• **Exercise objective**
Copy out all lines that hold "text".

• **Given data**
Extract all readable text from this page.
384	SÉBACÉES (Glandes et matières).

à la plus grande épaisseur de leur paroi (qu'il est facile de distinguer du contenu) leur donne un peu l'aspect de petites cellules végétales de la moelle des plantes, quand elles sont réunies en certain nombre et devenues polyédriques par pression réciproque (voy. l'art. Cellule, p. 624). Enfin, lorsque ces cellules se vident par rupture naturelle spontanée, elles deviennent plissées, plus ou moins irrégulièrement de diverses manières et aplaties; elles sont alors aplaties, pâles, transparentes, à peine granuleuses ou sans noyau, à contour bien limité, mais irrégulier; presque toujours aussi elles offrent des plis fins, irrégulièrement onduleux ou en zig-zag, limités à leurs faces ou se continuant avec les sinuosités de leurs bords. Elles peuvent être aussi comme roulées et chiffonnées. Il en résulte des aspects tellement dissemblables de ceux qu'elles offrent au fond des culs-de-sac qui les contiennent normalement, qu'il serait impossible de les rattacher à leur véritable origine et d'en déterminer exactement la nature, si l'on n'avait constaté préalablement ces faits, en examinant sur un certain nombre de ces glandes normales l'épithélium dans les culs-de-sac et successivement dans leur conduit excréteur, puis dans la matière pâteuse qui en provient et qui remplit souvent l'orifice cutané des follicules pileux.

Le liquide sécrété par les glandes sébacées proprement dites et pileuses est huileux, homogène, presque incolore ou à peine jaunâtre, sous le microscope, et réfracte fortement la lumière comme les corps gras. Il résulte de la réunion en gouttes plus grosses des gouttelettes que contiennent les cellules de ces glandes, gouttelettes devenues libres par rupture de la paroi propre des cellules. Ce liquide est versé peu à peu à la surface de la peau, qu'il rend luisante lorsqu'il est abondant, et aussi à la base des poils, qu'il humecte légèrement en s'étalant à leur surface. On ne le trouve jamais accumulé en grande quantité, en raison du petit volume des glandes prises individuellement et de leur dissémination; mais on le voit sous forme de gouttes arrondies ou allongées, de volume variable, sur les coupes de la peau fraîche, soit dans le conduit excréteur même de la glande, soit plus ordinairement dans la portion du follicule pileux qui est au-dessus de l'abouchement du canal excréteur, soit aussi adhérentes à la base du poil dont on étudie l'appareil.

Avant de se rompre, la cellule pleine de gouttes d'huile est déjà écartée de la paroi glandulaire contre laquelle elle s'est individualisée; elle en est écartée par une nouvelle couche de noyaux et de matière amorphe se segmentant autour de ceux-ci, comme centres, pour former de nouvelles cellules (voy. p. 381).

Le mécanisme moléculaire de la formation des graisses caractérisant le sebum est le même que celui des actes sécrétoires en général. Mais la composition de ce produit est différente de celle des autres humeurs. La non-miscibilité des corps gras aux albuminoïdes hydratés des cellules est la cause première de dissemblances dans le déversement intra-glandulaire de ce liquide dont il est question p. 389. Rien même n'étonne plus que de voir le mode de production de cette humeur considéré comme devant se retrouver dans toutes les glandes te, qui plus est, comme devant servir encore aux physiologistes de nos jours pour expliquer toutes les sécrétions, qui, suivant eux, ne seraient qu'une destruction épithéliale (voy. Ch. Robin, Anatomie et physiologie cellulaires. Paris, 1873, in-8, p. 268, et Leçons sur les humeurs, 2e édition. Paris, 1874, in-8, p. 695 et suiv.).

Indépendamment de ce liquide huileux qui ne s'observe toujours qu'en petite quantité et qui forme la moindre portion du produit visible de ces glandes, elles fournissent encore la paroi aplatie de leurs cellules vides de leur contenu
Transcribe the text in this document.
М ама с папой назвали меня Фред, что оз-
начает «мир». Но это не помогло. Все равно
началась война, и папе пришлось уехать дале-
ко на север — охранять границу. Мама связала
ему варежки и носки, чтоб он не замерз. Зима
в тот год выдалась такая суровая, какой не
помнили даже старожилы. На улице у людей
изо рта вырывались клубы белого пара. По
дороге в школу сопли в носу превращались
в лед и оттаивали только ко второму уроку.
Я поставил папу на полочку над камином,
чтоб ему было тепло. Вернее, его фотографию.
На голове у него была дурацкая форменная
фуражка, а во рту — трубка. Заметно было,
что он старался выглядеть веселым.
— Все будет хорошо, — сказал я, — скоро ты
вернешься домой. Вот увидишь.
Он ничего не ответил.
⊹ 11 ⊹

• **Final result**
Extract all readable text from this page.
Transcribe the text in this document.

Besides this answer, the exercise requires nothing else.